→ WORK TO BE COMPLETED: Find how many lines contain the word "stacked" and state that number alone.

→ TASK DATA:
────────────────────────────────────────
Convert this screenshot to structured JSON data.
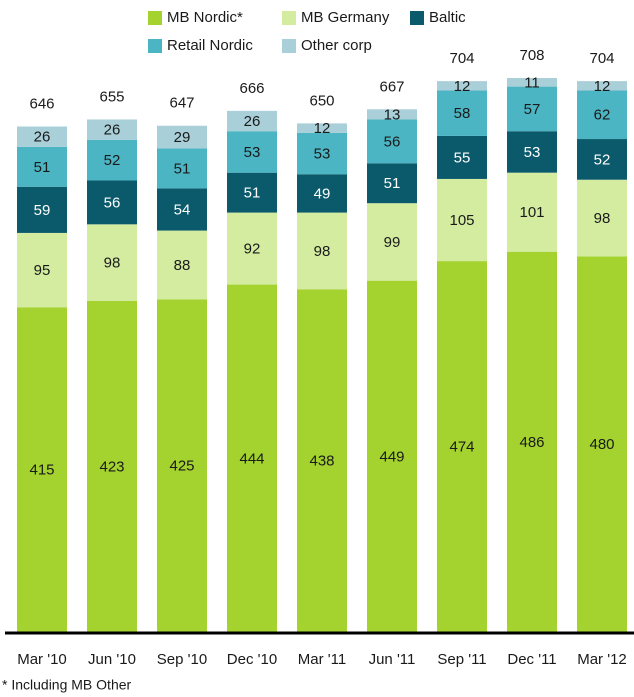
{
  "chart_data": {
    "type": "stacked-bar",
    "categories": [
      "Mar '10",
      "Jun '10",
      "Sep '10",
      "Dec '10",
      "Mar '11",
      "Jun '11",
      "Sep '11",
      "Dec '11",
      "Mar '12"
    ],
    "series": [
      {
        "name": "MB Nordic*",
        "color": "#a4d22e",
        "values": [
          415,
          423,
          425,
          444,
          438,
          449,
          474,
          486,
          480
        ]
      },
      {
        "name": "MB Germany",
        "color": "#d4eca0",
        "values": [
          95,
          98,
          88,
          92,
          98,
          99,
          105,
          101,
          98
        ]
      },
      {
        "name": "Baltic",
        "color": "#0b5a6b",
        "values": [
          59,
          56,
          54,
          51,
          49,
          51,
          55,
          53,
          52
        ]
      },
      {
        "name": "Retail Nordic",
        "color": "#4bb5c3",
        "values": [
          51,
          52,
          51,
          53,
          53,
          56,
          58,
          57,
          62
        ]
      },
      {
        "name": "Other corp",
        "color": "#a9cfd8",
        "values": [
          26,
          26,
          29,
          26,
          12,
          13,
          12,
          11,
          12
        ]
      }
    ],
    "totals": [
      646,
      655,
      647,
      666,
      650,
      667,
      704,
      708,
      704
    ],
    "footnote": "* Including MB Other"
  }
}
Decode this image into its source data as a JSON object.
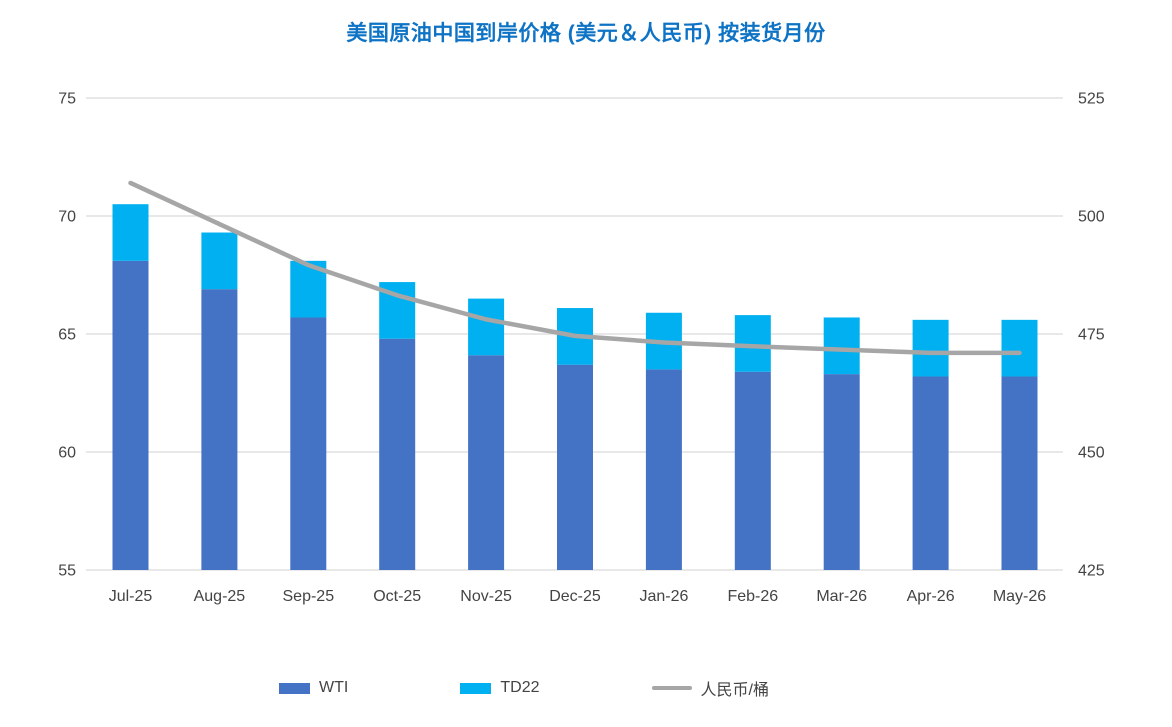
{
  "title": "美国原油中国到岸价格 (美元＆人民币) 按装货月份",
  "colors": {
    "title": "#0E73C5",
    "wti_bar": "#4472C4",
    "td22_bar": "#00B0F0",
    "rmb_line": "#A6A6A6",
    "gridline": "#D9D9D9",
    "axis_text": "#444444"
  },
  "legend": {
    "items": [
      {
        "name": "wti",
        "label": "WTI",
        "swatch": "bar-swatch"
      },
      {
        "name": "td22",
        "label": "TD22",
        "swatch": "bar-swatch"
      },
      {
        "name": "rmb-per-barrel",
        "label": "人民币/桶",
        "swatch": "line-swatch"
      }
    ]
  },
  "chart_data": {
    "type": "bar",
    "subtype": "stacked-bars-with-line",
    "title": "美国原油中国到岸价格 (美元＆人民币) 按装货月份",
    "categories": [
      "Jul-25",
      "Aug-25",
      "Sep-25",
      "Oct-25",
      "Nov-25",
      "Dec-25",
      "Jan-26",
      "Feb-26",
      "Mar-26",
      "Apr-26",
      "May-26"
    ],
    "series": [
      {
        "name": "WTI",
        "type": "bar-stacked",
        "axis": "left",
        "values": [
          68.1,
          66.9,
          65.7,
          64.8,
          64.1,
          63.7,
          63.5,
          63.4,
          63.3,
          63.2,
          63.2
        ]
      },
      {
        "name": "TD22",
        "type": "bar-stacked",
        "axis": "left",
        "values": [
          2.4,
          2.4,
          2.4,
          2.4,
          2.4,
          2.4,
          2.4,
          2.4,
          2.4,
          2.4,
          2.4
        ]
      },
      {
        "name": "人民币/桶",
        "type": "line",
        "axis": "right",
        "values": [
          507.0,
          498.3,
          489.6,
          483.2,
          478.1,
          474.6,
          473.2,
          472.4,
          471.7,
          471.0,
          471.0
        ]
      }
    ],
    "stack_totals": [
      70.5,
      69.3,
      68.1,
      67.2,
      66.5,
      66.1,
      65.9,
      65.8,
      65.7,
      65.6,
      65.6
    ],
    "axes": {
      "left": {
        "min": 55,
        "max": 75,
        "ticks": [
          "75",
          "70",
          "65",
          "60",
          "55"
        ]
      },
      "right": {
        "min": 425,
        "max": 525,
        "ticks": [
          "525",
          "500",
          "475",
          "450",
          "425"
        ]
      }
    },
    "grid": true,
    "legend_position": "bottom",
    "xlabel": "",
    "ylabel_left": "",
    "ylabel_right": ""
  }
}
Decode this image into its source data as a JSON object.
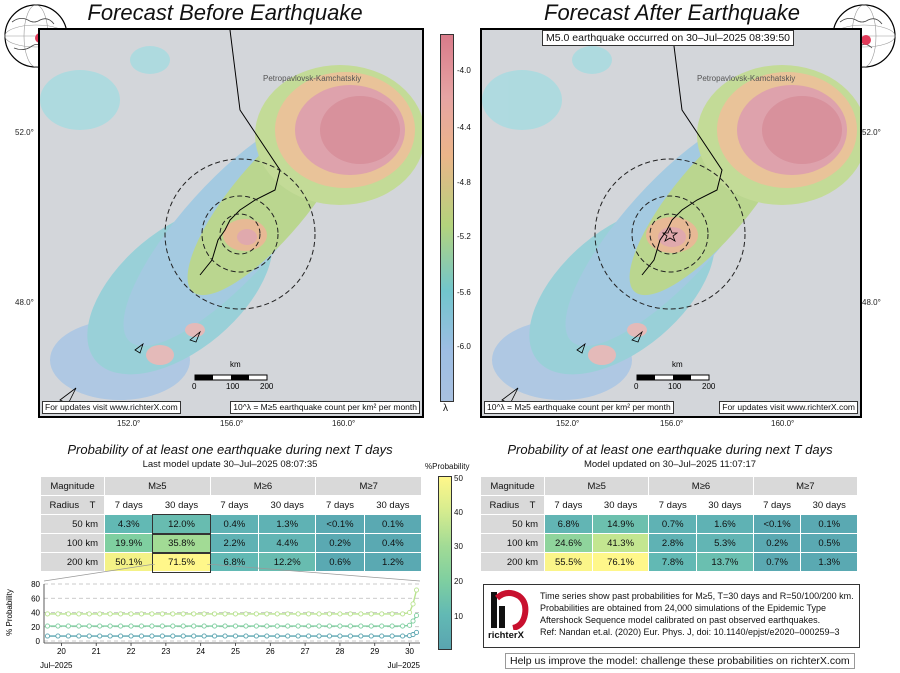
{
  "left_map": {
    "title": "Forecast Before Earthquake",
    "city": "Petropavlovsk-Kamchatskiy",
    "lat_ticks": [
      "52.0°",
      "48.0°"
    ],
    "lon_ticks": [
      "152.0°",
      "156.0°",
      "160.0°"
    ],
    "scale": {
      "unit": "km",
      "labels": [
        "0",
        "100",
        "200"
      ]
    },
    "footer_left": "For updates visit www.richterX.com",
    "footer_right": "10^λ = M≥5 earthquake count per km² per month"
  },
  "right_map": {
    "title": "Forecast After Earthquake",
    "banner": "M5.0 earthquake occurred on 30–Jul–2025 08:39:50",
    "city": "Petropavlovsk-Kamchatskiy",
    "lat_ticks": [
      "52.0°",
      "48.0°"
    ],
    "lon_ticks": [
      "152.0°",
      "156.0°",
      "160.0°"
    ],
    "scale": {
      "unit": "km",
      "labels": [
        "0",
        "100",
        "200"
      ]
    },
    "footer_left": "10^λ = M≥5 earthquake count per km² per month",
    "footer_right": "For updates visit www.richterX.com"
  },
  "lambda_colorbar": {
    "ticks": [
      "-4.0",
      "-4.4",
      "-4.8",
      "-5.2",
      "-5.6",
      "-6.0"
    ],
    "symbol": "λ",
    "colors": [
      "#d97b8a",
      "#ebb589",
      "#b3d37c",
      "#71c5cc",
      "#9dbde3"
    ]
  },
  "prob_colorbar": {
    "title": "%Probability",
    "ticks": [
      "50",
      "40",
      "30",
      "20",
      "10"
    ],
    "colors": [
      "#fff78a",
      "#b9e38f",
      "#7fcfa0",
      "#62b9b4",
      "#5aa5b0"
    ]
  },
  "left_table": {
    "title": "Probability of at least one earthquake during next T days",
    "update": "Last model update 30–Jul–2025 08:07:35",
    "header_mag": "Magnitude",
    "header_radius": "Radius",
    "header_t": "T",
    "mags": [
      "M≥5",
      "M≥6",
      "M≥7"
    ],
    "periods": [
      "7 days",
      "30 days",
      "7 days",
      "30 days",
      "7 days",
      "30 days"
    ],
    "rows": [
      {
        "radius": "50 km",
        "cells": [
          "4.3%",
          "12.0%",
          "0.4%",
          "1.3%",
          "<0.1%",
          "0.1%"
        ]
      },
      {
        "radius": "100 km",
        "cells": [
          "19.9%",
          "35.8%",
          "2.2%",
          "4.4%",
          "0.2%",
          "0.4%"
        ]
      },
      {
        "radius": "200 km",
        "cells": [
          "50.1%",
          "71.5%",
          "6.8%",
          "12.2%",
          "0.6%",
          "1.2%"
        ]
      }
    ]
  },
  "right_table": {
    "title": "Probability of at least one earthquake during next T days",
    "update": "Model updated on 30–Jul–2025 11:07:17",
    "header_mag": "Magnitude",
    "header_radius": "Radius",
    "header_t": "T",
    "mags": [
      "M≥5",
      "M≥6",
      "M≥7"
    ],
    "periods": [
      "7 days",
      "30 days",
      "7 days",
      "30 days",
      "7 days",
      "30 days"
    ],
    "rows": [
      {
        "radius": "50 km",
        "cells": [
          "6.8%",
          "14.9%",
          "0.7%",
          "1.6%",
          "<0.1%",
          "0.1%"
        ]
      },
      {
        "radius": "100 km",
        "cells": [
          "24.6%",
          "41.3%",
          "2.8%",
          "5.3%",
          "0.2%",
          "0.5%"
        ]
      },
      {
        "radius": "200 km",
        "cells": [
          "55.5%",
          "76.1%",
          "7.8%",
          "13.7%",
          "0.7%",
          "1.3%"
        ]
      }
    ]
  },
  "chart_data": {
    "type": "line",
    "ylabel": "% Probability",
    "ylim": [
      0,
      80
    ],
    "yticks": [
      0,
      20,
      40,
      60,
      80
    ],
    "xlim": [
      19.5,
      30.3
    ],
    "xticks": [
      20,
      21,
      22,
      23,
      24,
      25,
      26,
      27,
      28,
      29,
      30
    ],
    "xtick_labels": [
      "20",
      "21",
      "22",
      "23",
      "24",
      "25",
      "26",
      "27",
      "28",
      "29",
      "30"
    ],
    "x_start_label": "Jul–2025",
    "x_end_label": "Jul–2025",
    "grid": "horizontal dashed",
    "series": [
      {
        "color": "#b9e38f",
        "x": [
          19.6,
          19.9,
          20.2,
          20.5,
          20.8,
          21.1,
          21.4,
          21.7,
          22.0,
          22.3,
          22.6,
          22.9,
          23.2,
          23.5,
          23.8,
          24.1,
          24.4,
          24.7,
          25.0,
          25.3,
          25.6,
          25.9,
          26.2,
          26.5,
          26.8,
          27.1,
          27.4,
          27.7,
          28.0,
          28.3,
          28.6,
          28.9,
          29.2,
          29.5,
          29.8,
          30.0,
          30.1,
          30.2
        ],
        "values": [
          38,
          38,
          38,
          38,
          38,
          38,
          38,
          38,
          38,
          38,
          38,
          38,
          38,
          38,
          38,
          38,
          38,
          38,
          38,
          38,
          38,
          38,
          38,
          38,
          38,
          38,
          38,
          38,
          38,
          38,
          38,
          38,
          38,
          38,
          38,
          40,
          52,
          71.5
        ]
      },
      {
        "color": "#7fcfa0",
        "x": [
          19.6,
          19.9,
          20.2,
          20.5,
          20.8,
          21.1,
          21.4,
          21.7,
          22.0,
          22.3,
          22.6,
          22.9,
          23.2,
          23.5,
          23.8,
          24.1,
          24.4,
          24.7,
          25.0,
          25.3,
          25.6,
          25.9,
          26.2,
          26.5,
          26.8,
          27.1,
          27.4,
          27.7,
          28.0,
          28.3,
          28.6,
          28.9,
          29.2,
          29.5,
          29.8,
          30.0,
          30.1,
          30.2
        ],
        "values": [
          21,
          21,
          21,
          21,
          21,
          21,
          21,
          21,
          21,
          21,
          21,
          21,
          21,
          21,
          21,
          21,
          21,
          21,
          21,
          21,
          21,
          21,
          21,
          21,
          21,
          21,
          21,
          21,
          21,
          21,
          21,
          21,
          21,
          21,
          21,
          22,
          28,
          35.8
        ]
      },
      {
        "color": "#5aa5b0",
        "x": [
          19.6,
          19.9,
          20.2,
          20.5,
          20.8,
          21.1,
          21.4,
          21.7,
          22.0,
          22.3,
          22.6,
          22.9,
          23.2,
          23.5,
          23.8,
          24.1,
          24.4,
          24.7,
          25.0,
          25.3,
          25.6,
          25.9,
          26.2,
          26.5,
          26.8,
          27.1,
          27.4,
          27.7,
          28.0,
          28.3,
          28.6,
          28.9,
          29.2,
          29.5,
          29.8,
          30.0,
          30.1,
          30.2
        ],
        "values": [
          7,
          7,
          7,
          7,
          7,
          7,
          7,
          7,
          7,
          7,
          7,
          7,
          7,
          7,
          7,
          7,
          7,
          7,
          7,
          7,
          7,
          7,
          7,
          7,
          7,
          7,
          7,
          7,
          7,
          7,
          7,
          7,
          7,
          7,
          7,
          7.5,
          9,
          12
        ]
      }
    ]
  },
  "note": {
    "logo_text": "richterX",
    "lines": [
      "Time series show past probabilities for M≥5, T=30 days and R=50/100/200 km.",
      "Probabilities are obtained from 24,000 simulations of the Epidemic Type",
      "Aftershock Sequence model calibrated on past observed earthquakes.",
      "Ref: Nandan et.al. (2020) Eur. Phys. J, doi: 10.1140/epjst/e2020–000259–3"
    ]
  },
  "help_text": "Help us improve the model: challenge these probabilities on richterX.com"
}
────────────────────────────────────────
→ ANSWER TO THIS PROBLEM: 4